(Extracted data entries)
>>>>>

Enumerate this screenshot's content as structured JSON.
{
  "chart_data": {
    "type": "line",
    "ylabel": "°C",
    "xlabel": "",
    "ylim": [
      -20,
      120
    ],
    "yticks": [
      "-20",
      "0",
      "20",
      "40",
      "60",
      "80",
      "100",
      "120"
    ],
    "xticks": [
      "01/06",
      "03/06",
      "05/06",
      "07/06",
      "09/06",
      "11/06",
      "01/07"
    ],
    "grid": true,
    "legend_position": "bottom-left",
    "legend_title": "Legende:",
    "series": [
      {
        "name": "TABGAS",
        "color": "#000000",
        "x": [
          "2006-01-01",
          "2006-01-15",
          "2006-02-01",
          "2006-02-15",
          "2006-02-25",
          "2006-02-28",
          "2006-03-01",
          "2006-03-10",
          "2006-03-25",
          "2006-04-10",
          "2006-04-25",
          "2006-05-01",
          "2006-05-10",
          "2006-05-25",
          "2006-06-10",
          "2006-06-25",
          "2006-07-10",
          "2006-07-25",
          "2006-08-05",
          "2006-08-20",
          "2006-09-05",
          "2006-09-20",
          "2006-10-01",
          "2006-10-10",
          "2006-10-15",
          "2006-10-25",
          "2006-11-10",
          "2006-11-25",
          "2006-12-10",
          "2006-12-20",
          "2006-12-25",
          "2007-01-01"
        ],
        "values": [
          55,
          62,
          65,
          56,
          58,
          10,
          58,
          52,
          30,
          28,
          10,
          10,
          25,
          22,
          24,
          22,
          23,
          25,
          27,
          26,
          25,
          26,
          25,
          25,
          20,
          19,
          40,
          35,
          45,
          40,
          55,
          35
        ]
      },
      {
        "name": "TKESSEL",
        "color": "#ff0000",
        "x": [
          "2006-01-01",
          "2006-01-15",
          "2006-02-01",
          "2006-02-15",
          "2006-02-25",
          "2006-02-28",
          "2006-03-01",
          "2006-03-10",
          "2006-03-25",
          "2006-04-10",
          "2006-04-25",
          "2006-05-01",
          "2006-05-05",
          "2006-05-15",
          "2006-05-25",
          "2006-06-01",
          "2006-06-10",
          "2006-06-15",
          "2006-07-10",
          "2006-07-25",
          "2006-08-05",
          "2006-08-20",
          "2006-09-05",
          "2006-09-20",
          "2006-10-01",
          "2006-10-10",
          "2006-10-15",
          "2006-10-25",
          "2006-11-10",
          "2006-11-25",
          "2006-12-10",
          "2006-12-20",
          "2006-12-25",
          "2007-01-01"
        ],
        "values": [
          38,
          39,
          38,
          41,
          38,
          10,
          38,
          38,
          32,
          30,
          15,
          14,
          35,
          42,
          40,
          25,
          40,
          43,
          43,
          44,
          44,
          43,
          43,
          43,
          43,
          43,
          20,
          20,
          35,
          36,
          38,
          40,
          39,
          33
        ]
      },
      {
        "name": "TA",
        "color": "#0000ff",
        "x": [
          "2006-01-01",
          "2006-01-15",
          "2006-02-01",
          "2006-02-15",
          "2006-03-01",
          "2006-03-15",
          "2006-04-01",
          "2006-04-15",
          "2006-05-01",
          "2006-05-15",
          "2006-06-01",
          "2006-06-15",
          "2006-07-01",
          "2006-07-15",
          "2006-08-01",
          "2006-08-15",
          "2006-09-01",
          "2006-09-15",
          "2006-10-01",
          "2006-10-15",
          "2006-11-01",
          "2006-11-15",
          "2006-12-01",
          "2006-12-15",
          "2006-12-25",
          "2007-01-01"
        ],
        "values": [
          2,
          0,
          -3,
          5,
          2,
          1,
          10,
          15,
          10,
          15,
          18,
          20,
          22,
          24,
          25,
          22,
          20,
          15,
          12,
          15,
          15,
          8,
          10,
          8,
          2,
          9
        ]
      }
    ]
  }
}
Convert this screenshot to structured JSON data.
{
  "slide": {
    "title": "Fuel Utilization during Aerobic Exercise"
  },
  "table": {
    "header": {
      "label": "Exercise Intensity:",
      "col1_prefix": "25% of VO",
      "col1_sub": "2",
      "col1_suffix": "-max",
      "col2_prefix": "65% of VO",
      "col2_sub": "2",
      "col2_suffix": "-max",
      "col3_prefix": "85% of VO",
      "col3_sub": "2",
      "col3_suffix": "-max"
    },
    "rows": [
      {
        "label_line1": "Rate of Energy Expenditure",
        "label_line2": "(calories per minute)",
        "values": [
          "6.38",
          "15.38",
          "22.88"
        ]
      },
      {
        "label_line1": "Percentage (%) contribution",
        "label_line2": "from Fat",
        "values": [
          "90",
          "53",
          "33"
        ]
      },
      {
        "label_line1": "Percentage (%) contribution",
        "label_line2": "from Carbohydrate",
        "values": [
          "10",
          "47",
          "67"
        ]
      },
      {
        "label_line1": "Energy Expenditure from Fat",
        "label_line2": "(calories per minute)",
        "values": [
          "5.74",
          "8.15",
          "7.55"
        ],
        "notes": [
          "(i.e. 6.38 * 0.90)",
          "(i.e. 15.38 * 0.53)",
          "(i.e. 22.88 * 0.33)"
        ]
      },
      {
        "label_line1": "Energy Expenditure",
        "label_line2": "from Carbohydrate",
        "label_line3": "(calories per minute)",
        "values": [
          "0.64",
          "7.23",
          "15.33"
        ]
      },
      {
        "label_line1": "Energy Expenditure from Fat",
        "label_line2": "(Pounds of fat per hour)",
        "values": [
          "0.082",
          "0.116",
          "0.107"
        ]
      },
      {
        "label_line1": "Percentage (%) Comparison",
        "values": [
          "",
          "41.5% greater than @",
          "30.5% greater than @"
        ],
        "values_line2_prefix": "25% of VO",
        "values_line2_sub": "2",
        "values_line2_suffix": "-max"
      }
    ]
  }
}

<<<<<

Requirement: Copy out each line that contains the word "JSON".

Written answer:
Enumerate this screenshot's content as structured JSON.
Convert this screenshot to structured JSON data.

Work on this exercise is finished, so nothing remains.